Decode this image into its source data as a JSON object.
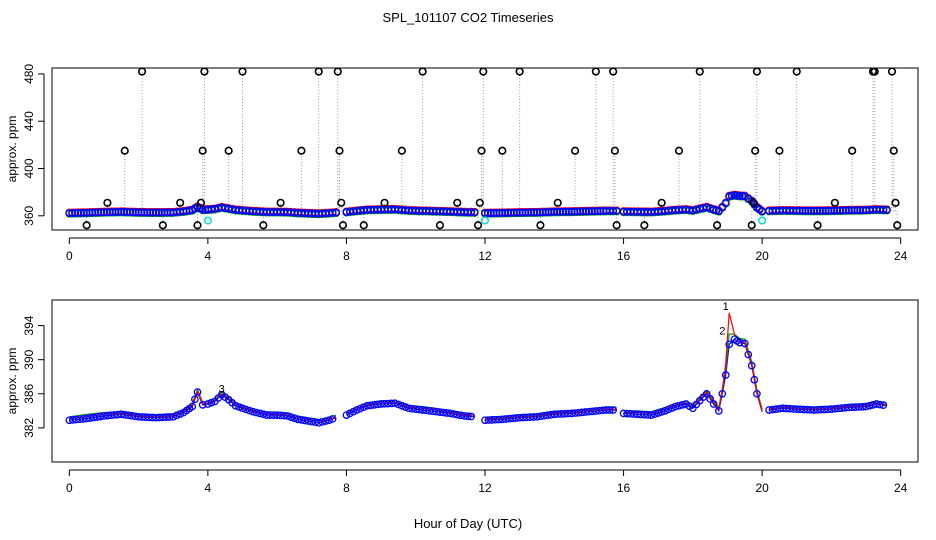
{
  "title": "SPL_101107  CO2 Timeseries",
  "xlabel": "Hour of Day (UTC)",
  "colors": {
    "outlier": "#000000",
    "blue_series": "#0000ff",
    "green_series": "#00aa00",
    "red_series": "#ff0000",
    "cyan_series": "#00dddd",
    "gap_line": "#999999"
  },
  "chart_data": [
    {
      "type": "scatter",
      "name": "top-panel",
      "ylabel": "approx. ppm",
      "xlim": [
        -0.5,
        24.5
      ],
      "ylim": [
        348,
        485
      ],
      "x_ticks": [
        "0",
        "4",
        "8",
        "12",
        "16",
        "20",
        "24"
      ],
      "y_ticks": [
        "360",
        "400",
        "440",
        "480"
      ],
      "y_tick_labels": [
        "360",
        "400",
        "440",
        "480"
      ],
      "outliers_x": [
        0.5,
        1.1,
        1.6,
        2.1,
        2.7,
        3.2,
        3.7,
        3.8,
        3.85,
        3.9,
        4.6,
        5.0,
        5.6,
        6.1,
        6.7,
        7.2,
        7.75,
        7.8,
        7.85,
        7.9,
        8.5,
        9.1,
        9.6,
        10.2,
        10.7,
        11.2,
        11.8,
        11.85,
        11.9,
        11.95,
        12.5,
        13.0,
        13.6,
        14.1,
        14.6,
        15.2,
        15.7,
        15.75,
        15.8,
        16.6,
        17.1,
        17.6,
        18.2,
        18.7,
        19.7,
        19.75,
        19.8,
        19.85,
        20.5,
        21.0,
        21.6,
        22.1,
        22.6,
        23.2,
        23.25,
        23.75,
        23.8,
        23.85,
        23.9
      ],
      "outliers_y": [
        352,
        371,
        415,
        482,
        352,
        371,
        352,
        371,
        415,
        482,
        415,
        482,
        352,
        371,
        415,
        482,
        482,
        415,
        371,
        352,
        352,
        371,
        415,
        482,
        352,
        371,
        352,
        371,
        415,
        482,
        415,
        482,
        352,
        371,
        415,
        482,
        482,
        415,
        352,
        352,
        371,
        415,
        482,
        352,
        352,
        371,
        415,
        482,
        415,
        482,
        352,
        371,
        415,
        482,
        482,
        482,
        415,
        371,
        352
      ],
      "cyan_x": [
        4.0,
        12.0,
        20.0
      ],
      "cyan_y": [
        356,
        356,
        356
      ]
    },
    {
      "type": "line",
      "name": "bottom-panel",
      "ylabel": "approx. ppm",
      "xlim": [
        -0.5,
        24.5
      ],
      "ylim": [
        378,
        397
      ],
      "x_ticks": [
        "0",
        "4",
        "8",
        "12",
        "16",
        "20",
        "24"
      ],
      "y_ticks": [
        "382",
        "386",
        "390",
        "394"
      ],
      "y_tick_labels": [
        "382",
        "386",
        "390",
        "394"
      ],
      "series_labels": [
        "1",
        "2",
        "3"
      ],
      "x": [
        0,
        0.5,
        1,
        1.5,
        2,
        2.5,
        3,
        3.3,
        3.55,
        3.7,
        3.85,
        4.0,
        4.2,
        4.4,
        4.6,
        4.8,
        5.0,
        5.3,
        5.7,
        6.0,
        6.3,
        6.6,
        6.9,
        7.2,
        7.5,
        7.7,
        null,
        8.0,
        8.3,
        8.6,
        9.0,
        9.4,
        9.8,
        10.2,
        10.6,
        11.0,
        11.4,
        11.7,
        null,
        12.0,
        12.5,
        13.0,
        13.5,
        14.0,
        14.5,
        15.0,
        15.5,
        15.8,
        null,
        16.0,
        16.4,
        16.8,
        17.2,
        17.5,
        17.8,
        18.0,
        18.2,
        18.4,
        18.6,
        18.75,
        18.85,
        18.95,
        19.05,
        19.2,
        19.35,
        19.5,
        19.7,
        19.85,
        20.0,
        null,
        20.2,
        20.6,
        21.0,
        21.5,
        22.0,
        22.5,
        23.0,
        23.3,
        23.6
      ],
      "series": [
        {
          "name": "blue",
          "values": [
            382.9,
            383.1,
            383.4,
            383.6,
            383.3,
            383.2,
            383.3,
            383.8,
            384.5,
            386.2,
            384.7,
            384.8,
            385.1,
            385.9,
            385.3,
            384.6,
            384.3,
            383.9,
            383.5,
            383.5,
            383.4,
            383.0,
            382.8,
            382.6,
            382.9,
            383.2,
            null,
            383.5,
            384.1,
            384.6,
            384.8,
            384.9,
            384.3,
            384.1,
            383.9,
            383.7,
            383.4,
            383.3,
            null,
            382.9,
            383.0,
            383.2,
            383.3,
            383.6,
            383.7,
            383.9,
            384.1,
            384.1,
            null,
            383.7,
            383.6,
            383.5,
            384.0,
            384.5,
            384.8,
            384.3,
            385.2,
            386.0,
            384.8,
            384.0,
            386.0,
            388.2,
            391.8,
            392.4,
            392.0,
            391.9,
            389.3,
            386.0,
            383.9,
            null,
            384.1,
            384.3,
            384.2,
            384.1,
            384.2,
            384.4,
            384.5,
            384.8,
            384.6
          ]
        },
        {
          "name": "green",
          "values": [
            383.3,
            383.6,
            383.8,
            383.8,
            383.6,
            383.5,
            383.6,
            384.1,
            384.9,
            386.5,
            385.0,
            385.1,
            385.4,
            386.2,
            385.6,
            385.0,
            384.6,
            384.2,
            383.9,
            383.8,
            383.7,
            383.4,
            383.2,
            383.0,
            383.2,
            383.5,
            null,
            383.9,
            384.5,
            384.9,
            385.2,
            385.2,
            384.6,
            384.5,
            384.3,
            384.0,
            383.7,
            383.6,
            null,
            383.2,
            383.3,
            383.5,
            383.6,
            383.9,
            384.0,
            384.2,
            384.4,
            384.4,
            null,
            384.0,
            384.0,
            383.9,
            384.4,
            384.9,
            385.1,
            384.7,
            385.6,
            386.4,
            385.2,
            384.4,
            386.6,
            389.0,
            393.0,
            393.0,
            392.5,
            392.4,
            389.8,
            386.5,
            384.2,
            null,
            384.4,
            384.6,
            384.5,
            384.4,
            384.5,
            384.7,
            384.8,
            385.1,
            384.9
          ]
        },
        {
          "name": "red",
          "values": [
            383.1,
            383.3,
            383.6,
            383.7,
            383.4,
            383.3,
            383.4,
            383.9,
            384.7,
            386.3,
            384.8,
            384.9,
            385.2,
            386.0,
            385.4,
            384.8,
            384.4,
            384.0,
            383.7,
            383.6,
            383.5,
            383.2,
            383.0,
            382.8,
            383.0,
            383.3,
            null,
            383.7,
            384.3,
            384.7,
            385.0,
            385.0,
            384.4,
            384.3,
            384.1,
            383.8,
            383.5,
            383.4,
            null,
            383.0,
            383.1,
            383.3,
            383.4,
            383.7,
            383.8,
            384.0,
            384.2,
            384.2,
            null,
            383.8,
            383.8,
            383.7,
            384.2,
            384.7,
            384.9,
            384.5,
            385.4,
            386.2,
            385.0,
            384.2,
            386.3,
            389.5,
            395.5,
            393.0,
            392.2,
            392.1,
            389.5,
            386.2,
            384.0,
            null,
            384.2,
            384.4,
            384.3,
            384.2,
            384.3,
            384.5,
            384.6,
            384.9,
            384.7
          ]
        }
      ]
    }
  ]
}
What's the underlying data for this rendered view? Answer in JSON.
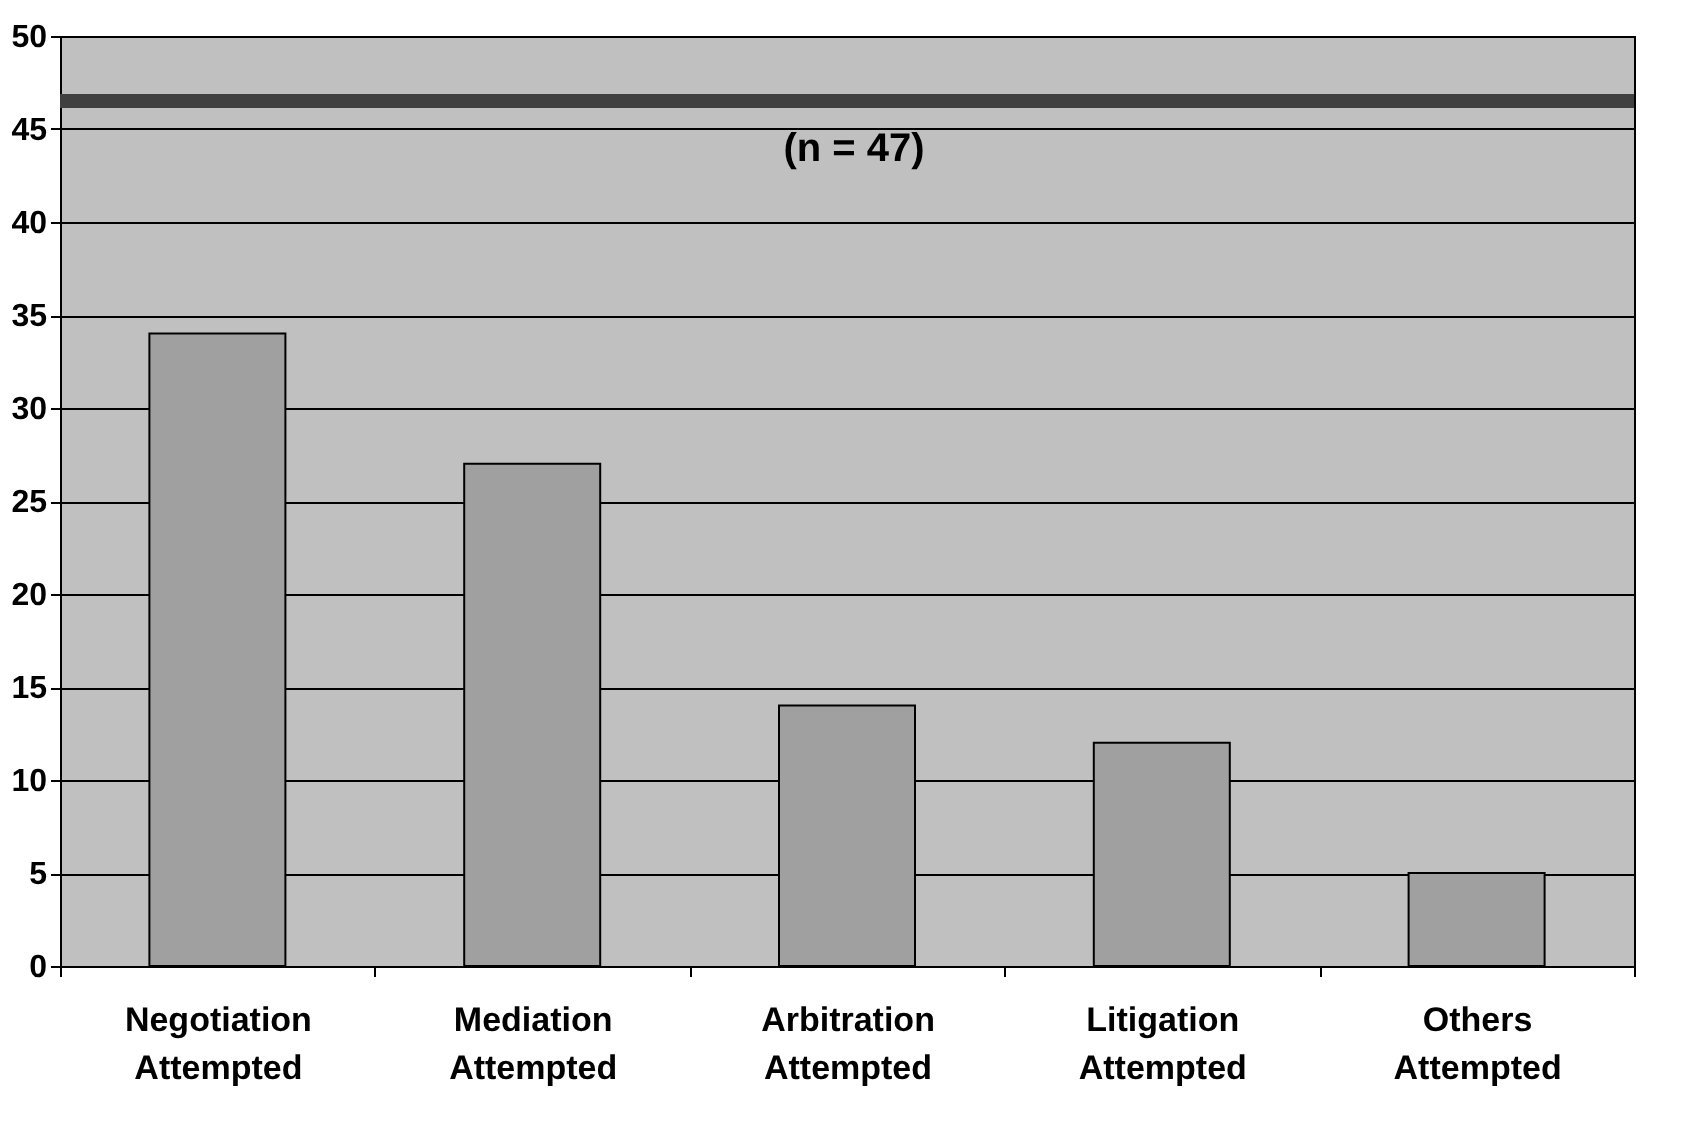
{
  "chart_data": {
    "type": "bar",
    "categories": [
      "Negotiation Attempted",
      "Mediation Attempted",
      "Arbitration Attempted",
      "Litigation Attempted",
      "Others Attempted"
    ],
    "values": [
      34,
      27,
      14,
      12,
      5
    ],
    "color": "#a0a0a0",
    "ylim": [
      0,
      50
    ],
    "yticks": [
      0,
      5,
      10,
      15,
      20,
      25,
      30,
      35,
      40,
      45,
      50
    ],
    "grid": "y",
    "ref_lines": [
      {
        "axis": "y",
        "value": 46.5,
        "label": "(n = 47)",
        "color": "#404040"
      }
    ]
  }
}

→ Problem description
Without any pictures, write out the lines running from the one containing "What's the underlying" through the end of the listing above, both included, exactly as given.

→ Finished exercise
What's the underlying data for this rendered view? Answer in JSON.
{
  "chart_data": {
    "type": "bar",
    "categories": [
      "Negotiation Attempted",
      "Mediation Attempted",
      "Arbitration Attempted",
      "Litigation Attempted",
      "Others Attempted"
    ],
    "values": [
      34,
      27,
      14,
      12,
      5
    ],
    "color": "#a0a0a0",
    "ylim": [
      0,
      50
    ],
    "yticks": [
      0,
      5,
      10,
      15,
      20,
      25,
      30,
      35,
      40,
      45,
      50
    ],
    "grid": "y",
    "ref_lines": [
      {
        "axis": "y",
        "value": 46.5,
        "label": "(n = 47)",
        "color": "#404040"
      }
    ]
  }
}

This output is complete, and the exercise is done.